Task to carry out – Retype each line of the material exactly, please, skipping any picture in it.

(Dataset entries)
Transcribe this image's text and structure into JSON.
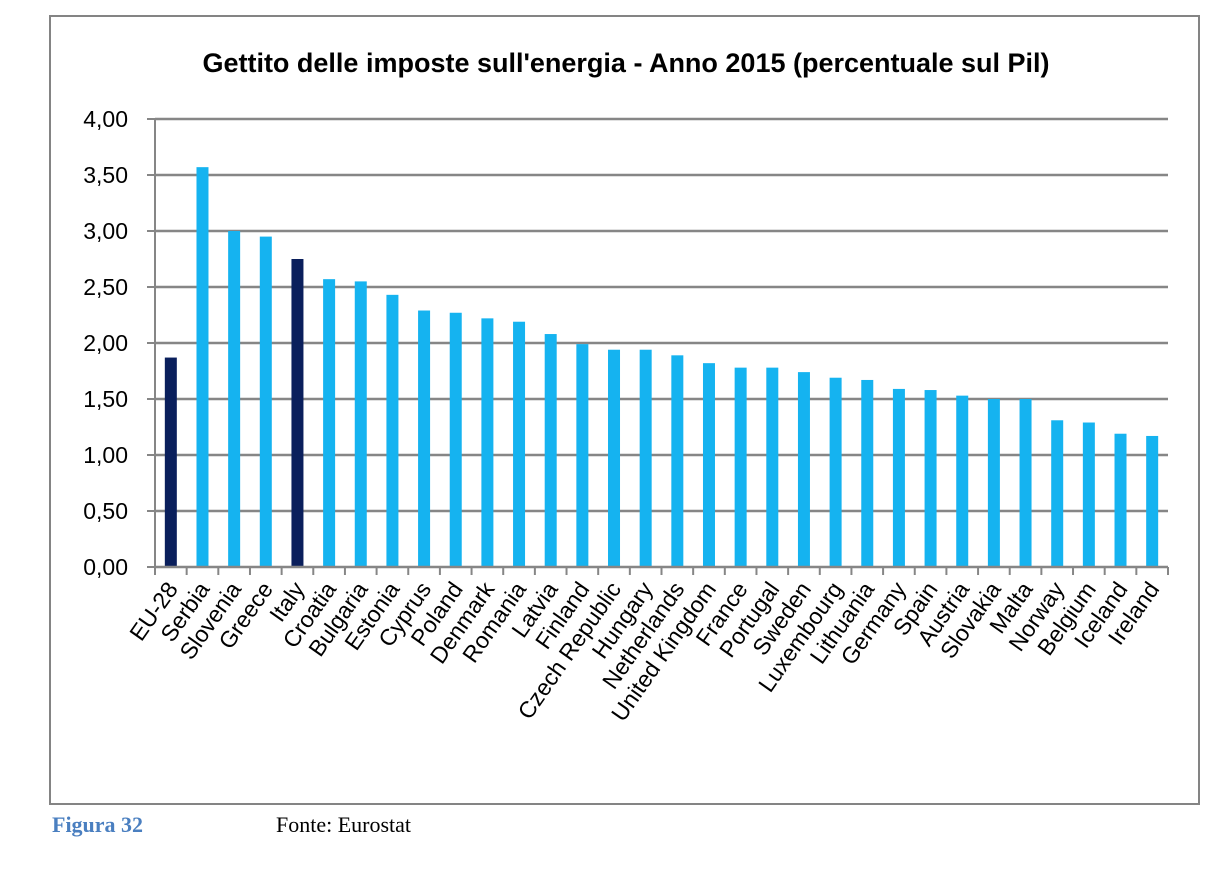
{
  "chart_data": {
    "type": "bar",
    "title": "Gettito delle imposte sull'energia - Anno 2015 (percentuale sul Pil)",
    "xlabel": "",
    "ylabel": "",
    "ylim": [
      0,
      4
    ],
    "yticks": [
      "0,00",
      "0,50",
      "1,00",
      "1,50",
      "2,00",
      "2,50",
      "3,00",
      "3,50",
      "4,00"
    ],
    "ytick_values": [
      0,
      0.5,
      1,
      1.5,
      2,
      2.5,
      3,
      3.5,
      4
    ],
    "grid": "horizontal",
    "legend": "none",
    "categories": [
      "EU-28",
      "Serbia",
      "Slovenia",
      "Greece",
      "Italy",
      "Croatia",
      "Bulgaria",
      "Estonia",
      "Cyprus",
      "Poland",
      "Denmark",
      "Romania",
      "Latvia",
      "Finland",
      "Czech Republic",
      "Hungary",
      "Netherlands",
      "United Kingdom",
      "France",
      "Portugal",
      "Sweden",
      "Luxembourg",
      "Lithuania",
      "Germany",
      "Spain",
      "Austria",
      "Slovakia",
      "Malta",
      "Norway",
      "Belgium",
      "Iceland",
      "Ireland"
    ],
    "values": [
      1.87,
      3.57,
      3.0,
      2.95,
      2.75,
      2.57,
      2.55,
      2.43,
      2.29,
      2.27,
      2.22,
      2.19,
      2.08,
      1.99,
      1.94,
      1.94,
      1.89,
      1.82,
      1.78,
      1.78,
      1.74,
      1.69,
      1.67,
      1.59,
      1.58,
      1.53,
      1.5,
      1.5,
      1.31,
      1.29,
      1.19,
      1.17
    ],
    "highlighted": [
      "EU-28",
      "Italy"
    ]
  },
  "colors": {
    "bar": "#15b3f0",
    "highlight": "#0a1f5c",
    "grid": "#868686",
    "axis": "#868686",
    "frame": "#848484",
    "caption_figure": "#4a7fc0"
  },
  "caption": {
    "figure": "Figura 32",
    "source": "Fonte: Eurostat"
  }
}
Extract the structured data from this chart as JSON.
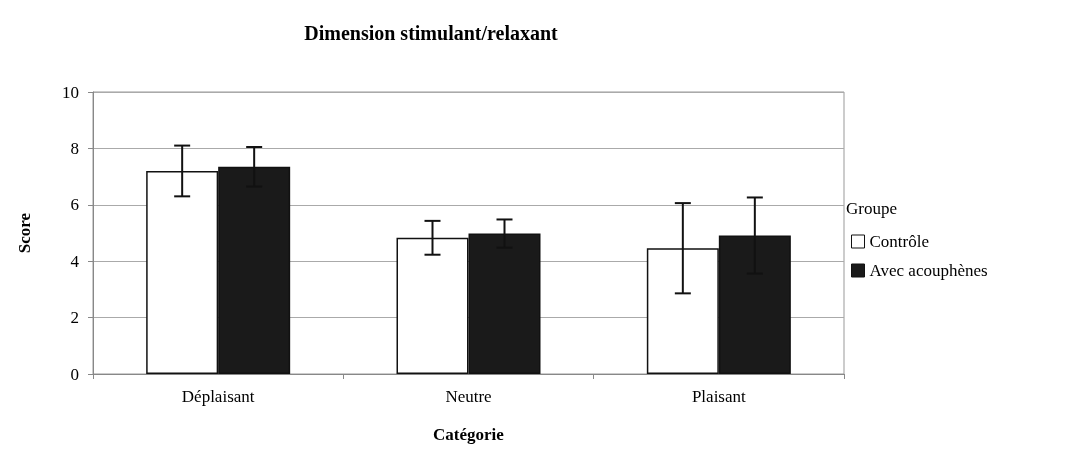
{
  "chart_data": {
    "type": "bar",
    "title": "Dimension stimulant/relaxant",
    "xlabel": "Catégorie",
    "ylabel": "Score",
    "legend_title": "Groupe",
    "categories": [
      "Déplaisant",
      "Neutre",
      "Plaisant"
    ],
    "series": [
      {
        "name": "Contrôle",
        "color": "#ffffff",
        "values": [
          7.2,
          4.83,
          4.46
        ],
        "errors": [
          0.9,
          0.6,
          1.6
        ]
      },
      {
        "name": "Avec acouphènes",
        "color": "#1a1a1a",
        "values": [
          7.35,
          4.98,
          4.91
        ],
        "errors": [
          0.7,
          0.5,
          1.35
        ]
      }
    ],
    "ylim": [
      0,
      10
    ],
    "yticks": [
      0,
      2,
      4,
      6,
      8,
      10
    ],
    "grid": "y",
    "legend": "right"
  }
}
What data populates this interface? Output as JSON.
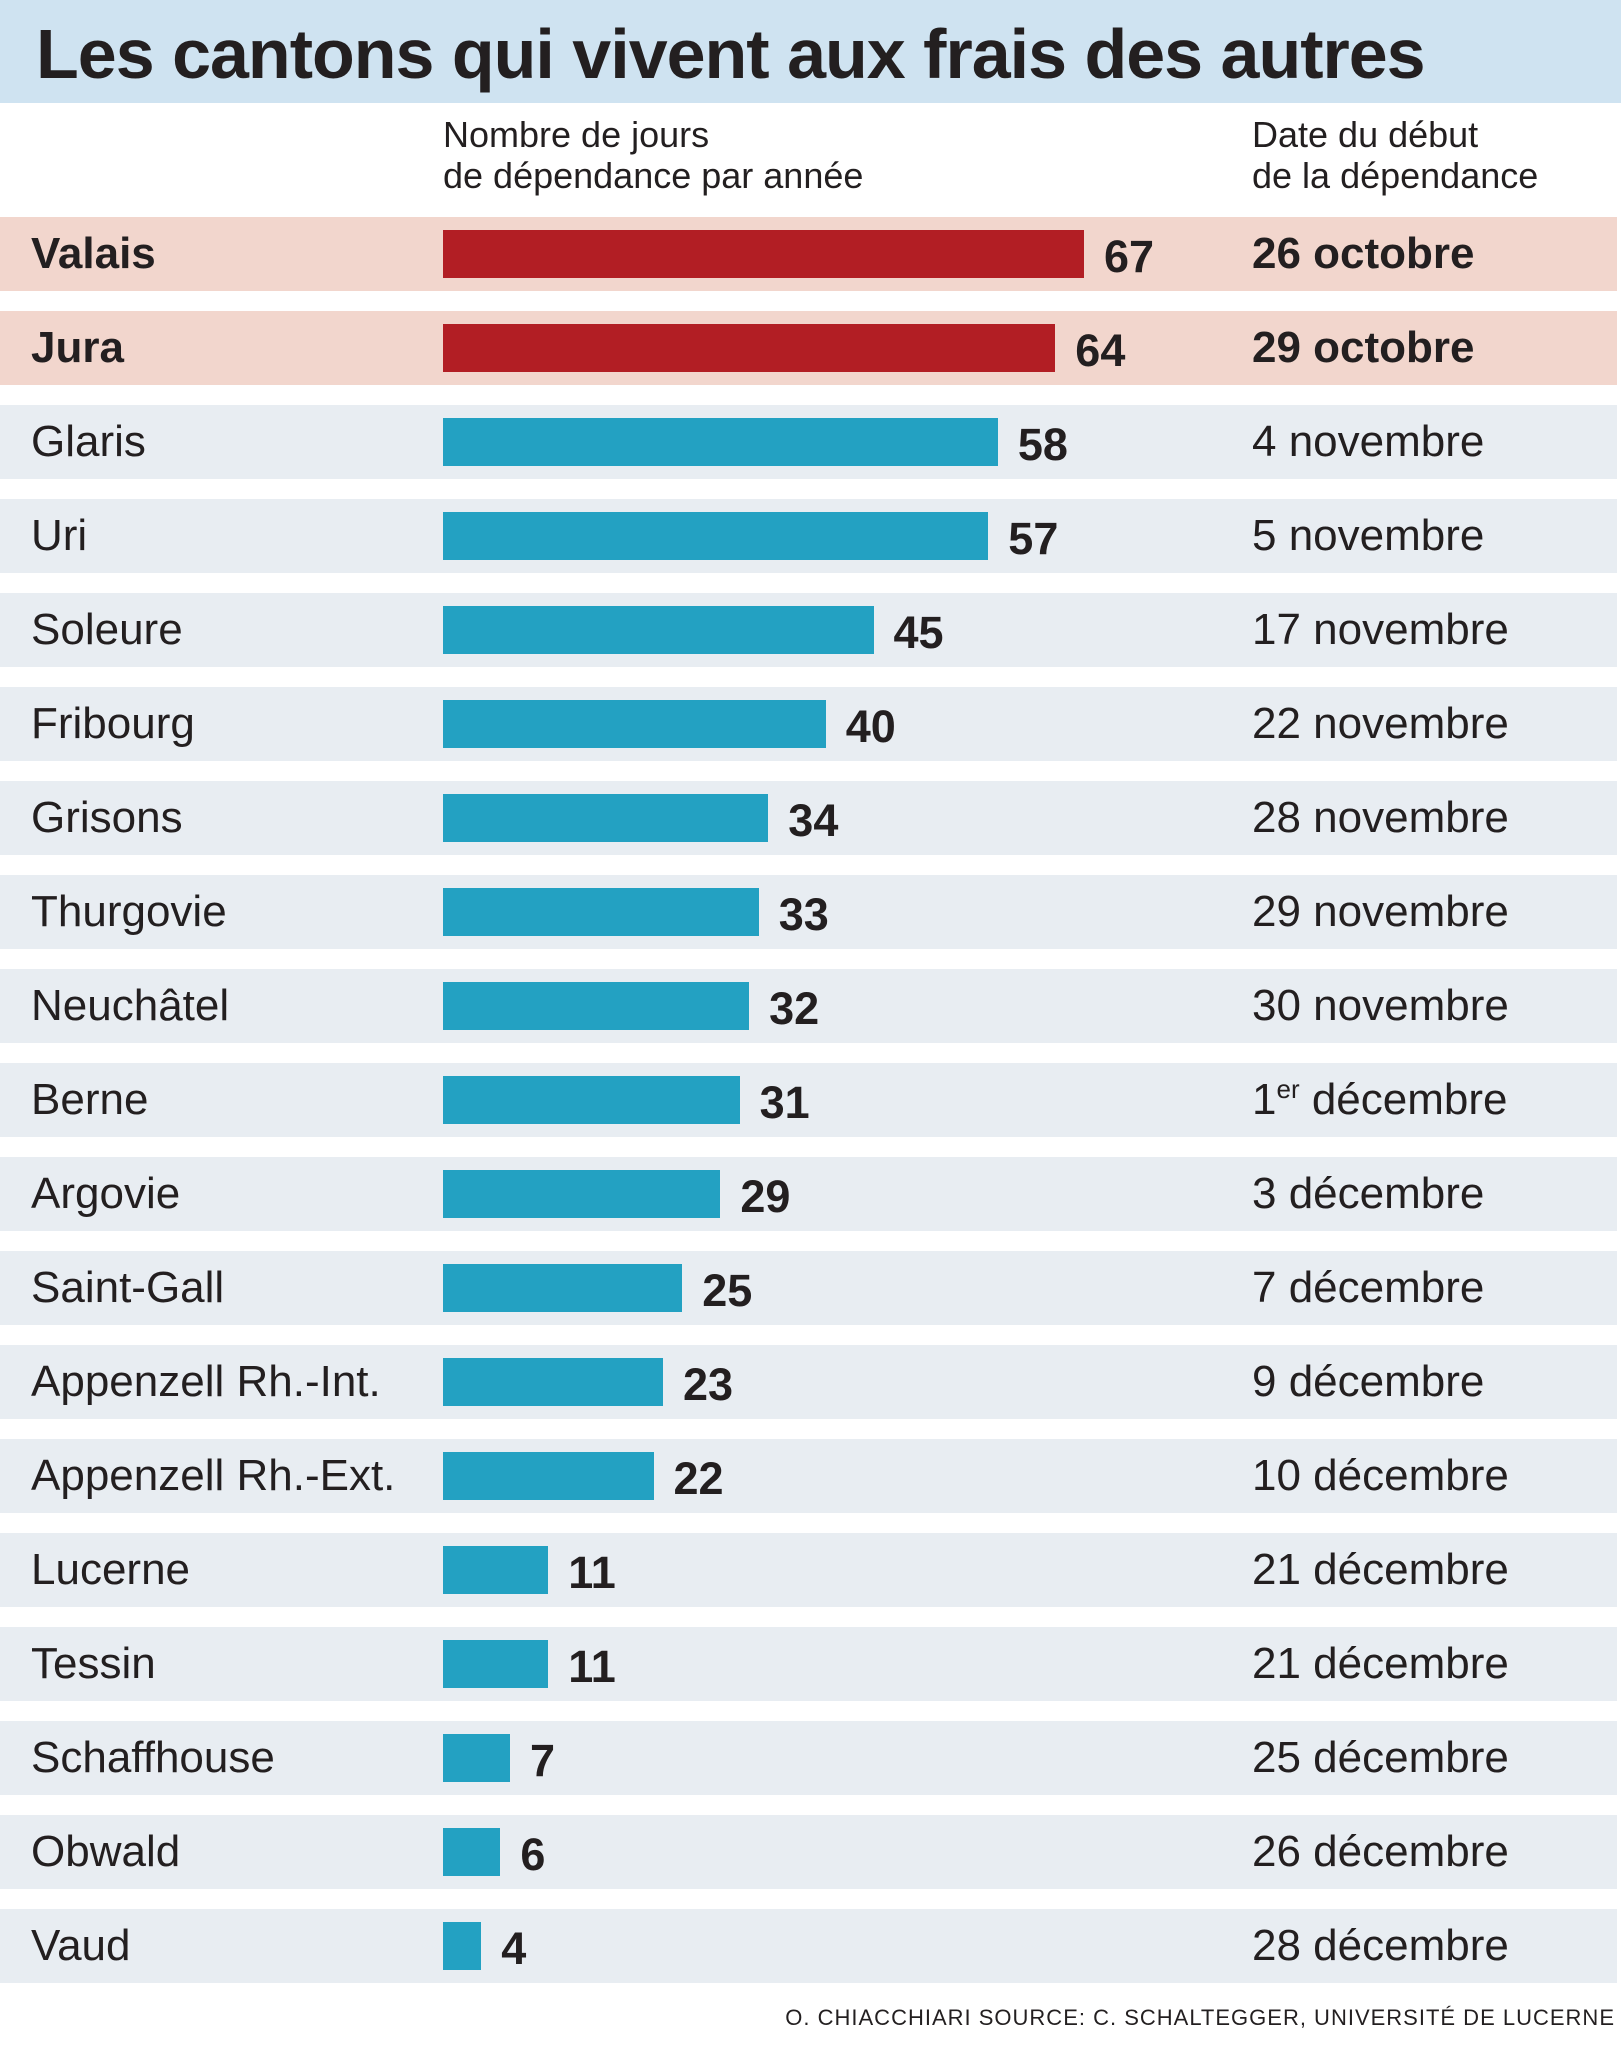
{
  "title": "Les cantons qui vivent aux frais des autres",
  "header": {
    "bars_line1": "Nombre de jours",
    "bars_line2": "de dépendance par année",
    "dates_line1": "Date du début",
    "dates_line2": "de la dépendance"
  },
  "colors": {
    "highlight_bar": "#b21e24",
    "bar": "#23a1c2",
    "highlight_row": "#f2d6cd",
    "row": "#e8edf2",
    "title_band": "#cfe3f1"
  },
  "chart_data": {
    "type": "bar",
    "orientation": "horizontal",
    "title": "Les cantons qui vivent aux frais des autres",
    "xlabel": "Nombre de jours de dépendance par année",
    "xlim": [
      0,
      67
    ],
    "grid": false,
    "legend": "none",
    "rows": [
      {
        "canton": "Valais",
        "days": 67,
        "date": "26 octobre",
        "date_sup": "",
        "date_rest": "",
        "highlight": true
      },
      {
        "canton": "Jura",
        "days": 64,
        "date": "29 octobre",
        "date_sup": "",
        "date_rest": "",
        "highlight": true
      },
      {
        "canton": "Glaris",
        "days": 58,
        "date": "4 novembre",
        "date_sup": "",
        "date_rest": "",
        "highlight": false
      },
      {
        "canton": "Uri",
        "days": 57,
        "date": "5 novembre",
        "date_sup": "",
        "date_rest": "",
        "highlight": false
      },
      {
        "canton": "Soleure",
        "days": 45,
        "date": "17 novembre",
        "date_sup": "",
        "date_rest": "",
        "highlight": false
      },
      {
        "canton": "Fribourg",
        "days": 40,
        "date": "22 novembre",
        "date_sup": "",
        "date_rest": "",
        "highlight": false
      },
      {
        "canton": "Grisons",
        "days": 34,
        "date": "28 novembre",
        "date_sup": "",
        "date_rest": "",
        "highlight": false
      },
      {
        "canton": "Thurgovie",
        "days": 33,
        "date": "29 novembre",
        "date_sup": "",
        "date_rest": "",
        "highlight": false
      },
      {
        "canton": "Neuchâtel",
        "days": 32,
        "date": "30 novembre",
        "date_sup": "",
        "date_rest": "",
        "highlight": false
      },
      {
        "canton": "Berne",
        "days": 31,
        "date": "1",
        "date_sup": "er",
        "date_rest": " décembre",
        "highlight": false
      },
      {
        "canton": "Argovie",
        "days": 29,
        "date": "3 décembre",
        "date_sup": "",
        "date_rest": "",
        "highlight": false
      },
      {
        "canton": "Saint-Gall",
        "days": 25,
        "date": "7 décembre",
        "date_sup": "",
        "date_rest": "",
        "highlight": false
      },
      {
        "canton": "Appenzell Rh.-Int.",
        "days": 23,
        "date": "9 décembre",
        "date_sup": "",
        "date_rest": "",
        "highlight": false
      },
      {
        "canton": "Appenzell Rh.-Ext.",
        "days": 22,
        "date": "10 décembre",
        "date_sup": "",
        "date_rest": "",
        "highlight": false
      },
      {
        "canton": "Lucerne",
        "days": 11,
        "date": "21 décembre",
        "date_sup": "",
        "date_rest": "",
        "highlight": false
      },
      {
        "canton": "Tessin",
        "days": 11,
        "date": "21 décembre",
        "date_sup": "",
        "date_rest": "",
        "highlight": false
      },
      {
        "canton": "Schaffhouse",
        "days": 7,
        "date": "25 décembre",
        "date_sup": "",
        "date_rest": "",
        "highlight": false
      },
      {
        "canton": "Obwald",
        "days": 6,
        "date": "26 décembre",
        "date_sup": "",
        "date_rest": "",
        "highlight": false
      },
      {
        "canton": "Vaud",
        "days": 4,
        "date": "28 décembre",
        "date_sup": "",
        "date_rest": "",
        "highlight": false
      }
    ]
  },
  "credit": "O. CHIACCHIARI  SOURCE: C. SCHALTEGGER, UNIVERSITÉ DE LUCERNE"
}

Response to this task –
Transcribe this image's text and structure into JSON.
{
  "chart_data": {
    "type": "bar",
    "title": "Gettito delle imposte sull'energia - Anno 2015 (percentuale sul Pil)",
    "xlabel": "",
    "ylabel": "",
    "ylim": [
      0,
      4
    ],
    "yticks": [
      "0,00",
      "0,50",
      "1,00",
      "1,50",
      "2,00",
      "2,50",
      "3,00",
      "3,50",
      "4,00"
    ],
    "ytick_values": [
      0,
      0.5,
      1,
      1.5,
      2,
      2.5,
      3,
      3.5,
      4
    ],
    "grid": "horizontal",
    "legend": "none",
    "categories": [
      "EU-28",
      "Serbia",
      "Slovenia",
      "Greece",
      "Italy",
      "Croatia",
      "Bulgaria",
      "Estonia",
      "Cyprus",
      "Poland",
      "Denmark",
      "Romania",
      "Latvia",
      "Finland",
      "Czech Republic",
      "Hungary",
      "Netherlands",
      "United Kingdom",
      "France",
      "Portugal",
      "Sweden",
      "Luxembourg",
      "Lithuania",
      "Germany",
      "Spain",
      "Austria",
      "Slovakia",
      "Malta",
      "Norway",
      "Belgium",
      "Iceland",
      "Ireland"
    ],
    "values": [
      1.87,
      3.57,
      3.0,
      2.95,
      2.75,
      2.57,
      2.55,
      2.43,
      2.29,
      2.27,
      2.22,
      2.19,
      2.08,
      1.99,
      1.94,
      1.94,
      1.89,
      1.82,
      1.78,
      1.78,
      1.74,
      1.69,
      1.67,
      1.59,
      1.58,
      1.53,
      1.5,
      1.5,
      1.31,
      1.29,
      1.19,
      1.17
    ],
    "highlighted": [
      "EU-28",
      "Italy"
    ]
  },
  "colors": {
    "bar": "#15b3f0",
    "highlight": "#0a1f5c",
    "grid": "#868686",
    "axis": "#868686",
    "frame": "#848484",
    "caption_figure": "#4a7fc0"
  },
  "caption": {
    "figure": "Figura 32",
    "source": "Fonte: Eurostat"
  }
}
Extract the structured data from this chart as JSON.
{
  "chart_data": {
    "type": "bar",
    "title": "Dimension stimulant/relaxant",
    "xlabel": "Catégorie",
    "ylabel": "Score",
    "legend_title": "Groupe",
    "categories": [
      "Déplaisant",
      "Neutre",
      "Plaisant"
    ],
    "series": [
      {
        "name": "Contrôle",
        "color": "#ffffff",
        "values": [
          7.2,
          4.83,
          4.46
        ],
        "errors": [
          0.9,
          0.6,
          1.6
        ]
      },
      {
        "name": "Avec acouphènes",
        "color": "#1a1a1a",
        "values": [
          7.35,
          4.98,
          4.91
        ],
        "errors": [
          0.7,
          0.5,
          1.35
        ]
      }
    ],
    "ylim": [
      0,
      10
    ],
    "yticks": [
      0,
      2,
      4,
      6,
      8,
      10
    ],
    "grid": "y",
    "legend": "right"
  }
}
What data populates this interface? Output as JSON.
{
  "title": "Les cantons qui vivent aux frais des autres",
  "header": {
    "bars_line1": "Nombre de jours",
    "bars_line2": "de dépendance par année",
    "dates_line1": "Date du début",
    "dates_line2": "de la dépendance"
  },
  "colors": {
    "highlight_bar": "#b21e24",
    "bar": "#23a1c2",
    "highlight_row": "#f2d6cd",
    "row": "#e8edf2",
    "title_band": "#cfe3f1"
  },
  "chart_data": {
    "type": "bar",
    "orientation": "horizontal",
    "title": "Les cantons qui vivent aux frais des autres",
    "xlabel": "Nombre de jours de dépendance par année",
    "xlim": [
      0,
      67
    ],
    "grid": false,
    "legend": "none",
    "rows": [
      {
        "canton": "Valais",
        "days": 67,
        "date": "26 octobre",
        "date_sup": "",
        "date_rest": "",
        "highlight": true
      },
      {
        "canton": "Jura",
        "days": 64,
        "date": "29 octobre",
        "date_sup": "",
        "date_rest": "",
        "highlight": true
      },
      {
        "canton": "Glaris",
        "days": 58,
        "date": "4 novembre",
        "date_sup": "",
        "date_rest": "",
        "highlight": false
      },
      {
        "canton": "Uri",
        "days": 57,
        "date": "5 novembre",
        "date_sup": "",
        "date_rest": "",
        "highlight": false
      },
      {
        "canton": "Soleure",
        "days": 45,
        "date": "17 novembre",
        "date_sup": "",
        "date_rest": "",
        "highlight": false
      },
      {
        "canton": "Fribourg",
        "days": 40,
        "date": "22 novembre",
        "date_sup": "",
        "date_rest": "",
        "highlight": false
      },
      {
        "canton": "Grisons",
        "days": 34,
        "date": "28 novembre",
        "date_sup": "",
        "date_rest": "",
        "highlight": false
      },
      {
        "canton": "Thurgovie",
        "days": 33,
        "date": "29 novembre",
        "date_sup": "",
        "date_rest": "",
        "highlight": false
      },
      {
        "canton": "Neuchâtel",
        "days": 32,
        "date": "30 novembre",
        "date_sup": "",
        "date_rest": "",
        "highlight": false
      },
      {
        "canton": "Berne",
        "days": 31,
        "date": "1",
        "date_sup": "er",
        "date_rest": " décembre",
        "highlight": false
      },
      {
        "canton": "Argovie",
        "days": 29,
        "date": "3 décembre",
        "date_sup": "",
        "date_rest": "",
        "highlight": false
      },
      {
        "canton": "Saint-Gall",
        "days": 25,
        "date": "7 décembre",
        "date_sup": "",
        "date_rest": "",
        "highlight": false
      },
      {
        "canton": "Appenzell Rh.-Int.",
        "days": 23,
        "date": "9 décembre",
        "date_sup": "",
        "date_rest": "",
        "highlight": false
      },
      {
        "canton": "Appenzell Rh.-Ext.",
        "days": 22,
        "date": "10 décembre",
        "date_sup": "",
        "date_rest": "",
        "highlight": false
      },
      {
        "canton": "Lucerne",
        "days": 11,
        "date": "21 décembre",
        "date_sup": "",
        "date_rest": "",
        "highlight": false
      },
      {
        "canton": "Tessin",
        "days": 11,
        "date": "21 décembre",
        "date_sup": "",
        "date_rest": "",
        "highlight": false
      },
      {
        "canton": "Schaffhouse",
        "days": 7,
        "date": "25 décembre",
        "date_sup": "",
        "date_rest": "",
        "highlight": false
      },
      {
        "canton": "Obwald",
        "days": 6,
        "date": "26 décembre",
        "date_sup": "",
        "date_rest": "",
        "highlight": false
      },
      {
        "canton": "Vaud",
        "days": 4,
        "date": "28 décembre",
        "date_sup": "",
        "date_rest": "",
        "highlight": false
      }
    ]
  },
  "credit": "O. CHIACCHIARI  SOURCE: C. SCHALTEGGER, UNIVERSITÉ DE LUCERNE"
}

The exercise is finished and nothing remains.